(Collection entries)
[start]

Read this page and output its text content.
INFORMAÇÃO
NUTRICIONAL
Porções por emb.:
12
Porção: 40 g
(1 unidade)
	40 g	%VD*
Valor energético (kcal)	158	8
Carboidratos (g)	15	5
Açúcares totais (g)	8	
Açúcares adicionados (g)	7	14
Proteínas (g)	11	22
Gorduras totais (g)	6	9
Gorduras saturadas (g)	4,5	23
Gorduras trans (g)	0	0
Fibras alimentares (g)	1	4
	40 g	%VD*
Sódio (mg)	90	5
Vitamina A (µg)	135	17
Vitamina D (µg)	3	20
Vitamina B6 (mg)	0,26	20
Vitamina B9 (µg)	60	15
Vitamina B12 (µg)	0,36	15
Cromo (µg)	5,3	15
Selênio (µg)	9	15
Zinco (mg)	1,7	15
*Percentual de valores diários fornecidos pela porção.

[end]
[start]

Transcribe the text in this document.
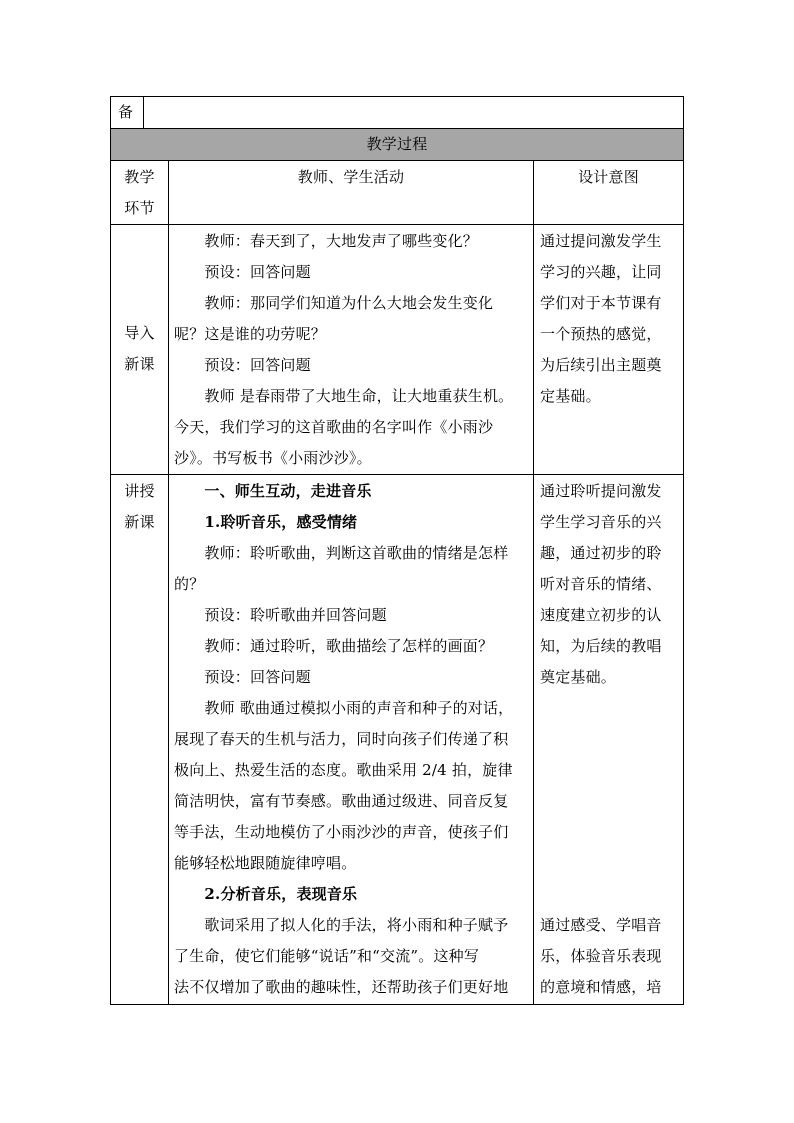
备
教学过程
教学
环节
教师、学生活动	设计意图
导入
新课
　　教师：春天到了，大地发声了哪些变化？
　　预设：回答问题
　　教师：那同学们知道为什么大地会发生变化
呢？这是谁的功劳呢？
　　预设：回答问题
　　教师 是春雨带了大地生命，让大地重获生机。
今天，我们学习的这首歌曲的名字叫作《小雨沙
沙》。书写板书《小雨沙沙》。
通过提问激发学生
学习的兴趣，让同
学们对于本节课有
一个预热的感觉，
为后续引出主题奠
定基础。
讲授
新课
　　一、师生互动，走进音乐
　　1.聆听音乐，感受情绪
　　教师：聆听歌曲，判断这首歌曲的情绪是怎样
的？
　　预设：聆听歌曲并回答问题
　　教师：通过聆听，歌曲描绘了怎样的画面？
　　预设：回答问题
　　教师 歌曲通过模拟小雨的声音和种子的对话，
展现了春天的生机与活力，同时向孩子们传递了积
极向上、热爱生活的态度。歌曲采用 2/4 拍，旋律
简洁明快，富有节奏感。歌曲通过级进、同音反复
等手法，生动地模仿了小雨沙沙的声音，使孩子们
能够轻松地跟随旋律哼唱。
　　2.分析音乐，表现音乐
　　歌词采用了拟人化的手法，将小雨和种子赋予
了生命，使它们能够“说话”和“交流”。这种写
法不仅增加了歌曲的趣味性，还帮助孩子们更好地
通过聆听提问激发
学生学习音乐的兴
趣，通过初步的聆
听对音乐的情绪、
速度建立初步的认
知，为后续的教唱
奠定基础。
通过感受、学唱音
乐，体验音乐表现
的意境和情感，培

[end]

### Work to be completed:
Scan the entries above for the word "Vitamina" and collect each line holding it.

### Completed exercise:
Vitamina A (µg)	135	17
Vitamina D (µg)	3	20
Vitamina B6 (mg)	0,26	20
Vitamina B9 (µg)	60	15
Vitamina B12 (µg)	0,36	15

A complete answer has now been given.